__Given problem__
Skip the pictures. Reproduce all other material exactly.

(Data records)

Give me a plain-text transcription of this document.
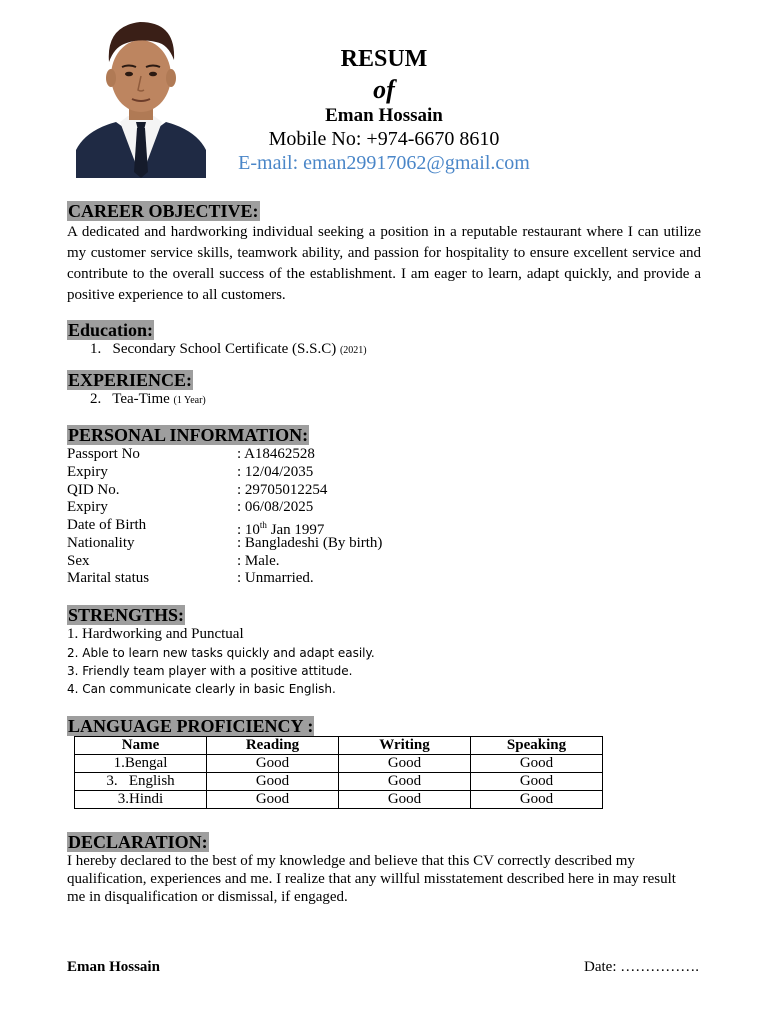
RESUM
of
Eman Hossain
Mobile No: +974-6670 8610
E-mail: eman29917062@gmail.com
CAREER OBJECTIVE:
A dedicated and hardworking individual seeking a position in a reputable restaurant where I can utilize my customer service skills, teamwork ability, and passion for hospitality to ensure excellent service and contribute to the overall success of the establishment. I am eager to learn, adapt quickly, and provide a positive experience to all customers.
Education:
1. Secondary School Certificate (S.S.C) (2021)
EXPERIENCE:
2. Tea-Time (1 Year)
PERSONAL INFORMATION:
Passport No	: A18462528
Expiry	: 12/04/2035
QID No.	: 29705012254
Expiry	: 06/08/2025
Date of Birth	: 10th Jan 1997
Nationality	: Bangladeshi (By birth)
Sex	: Male.
Marital status	: Unmarried.
STRENGTHS:
1. Hardworking and Punctual
2. Able to learn new tasks quickly and adapt easily.
3. Friendly team player with a positive attitude.
4. Can communicate clearly in basic English.
LANGUAGE PROFICIENCY :
Name	Reading	Writing	Speaking
1.Bengal	Good	Good	Good
3.   English	Good	Good	Good
3.Hindi	Good	Good	Good
DECLARATION:
I hereby declared to the best of my knowledge and believe that this CV correctly described my qualification, experiences and me. I realize that any willful misstatement described here in may result me in disqualification or dismissal, if engaged.
Eman Hossain	Date: …………….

__The answer__
Give me a plain-text transcription of this document.
RESUM
of
Eman Hossain
Mobile No: +974-6670 8610
E-mail: eman29917062@gmail.com
CAREER OBJECTIVE:
A dedicated and hardworking individual seeking a position in a reputable restaurant where I can utilize my customer service skills, teamwork ability, and passion for hospitality to ensure excellent service and contribute to the overall success of the establishment. I am eager to learn, adapt quickly, and provide a positive experience to all customers.
Education:
1. Secondary School Certificate (S.S.C) (2021)
EXPERIENCE:
2. Tea-Time (1 Year)
PERSONAL INFORMATION:
Passport No	: A18462528
Expiry	: 12/04/2035
QID No.	: 29705012254
Expiry	: 06/08/2025
Date of Birth	: 10th Jan 1997
Nationality	: Bangladeshi (By birth)
Sex	: Male.
Marital status	: Unmarried.
STRENGTHS:
1. Hardworking and Punctual
2. Able to learn new tasks quickly and adapt easily.
3. Friendly team player with a positive attitude.
4. Can communicate clearly in basic English.
LANGUAGE PROFICIENCY :
Name	Reading	Writing	Speaking
1.Bengal	Good	Good	Good
3.   English	Good	Good	Good
3.Hindi	Good	Good	Good
DECLARATION:
I hereby declared to the best of my knowledge and believe that this CV correctly described my qualification, experiences and me. I realize that any willful misstatement described here in may result me in disqualification or dismissal, if engaged.
Eman Hossain	Date: …………….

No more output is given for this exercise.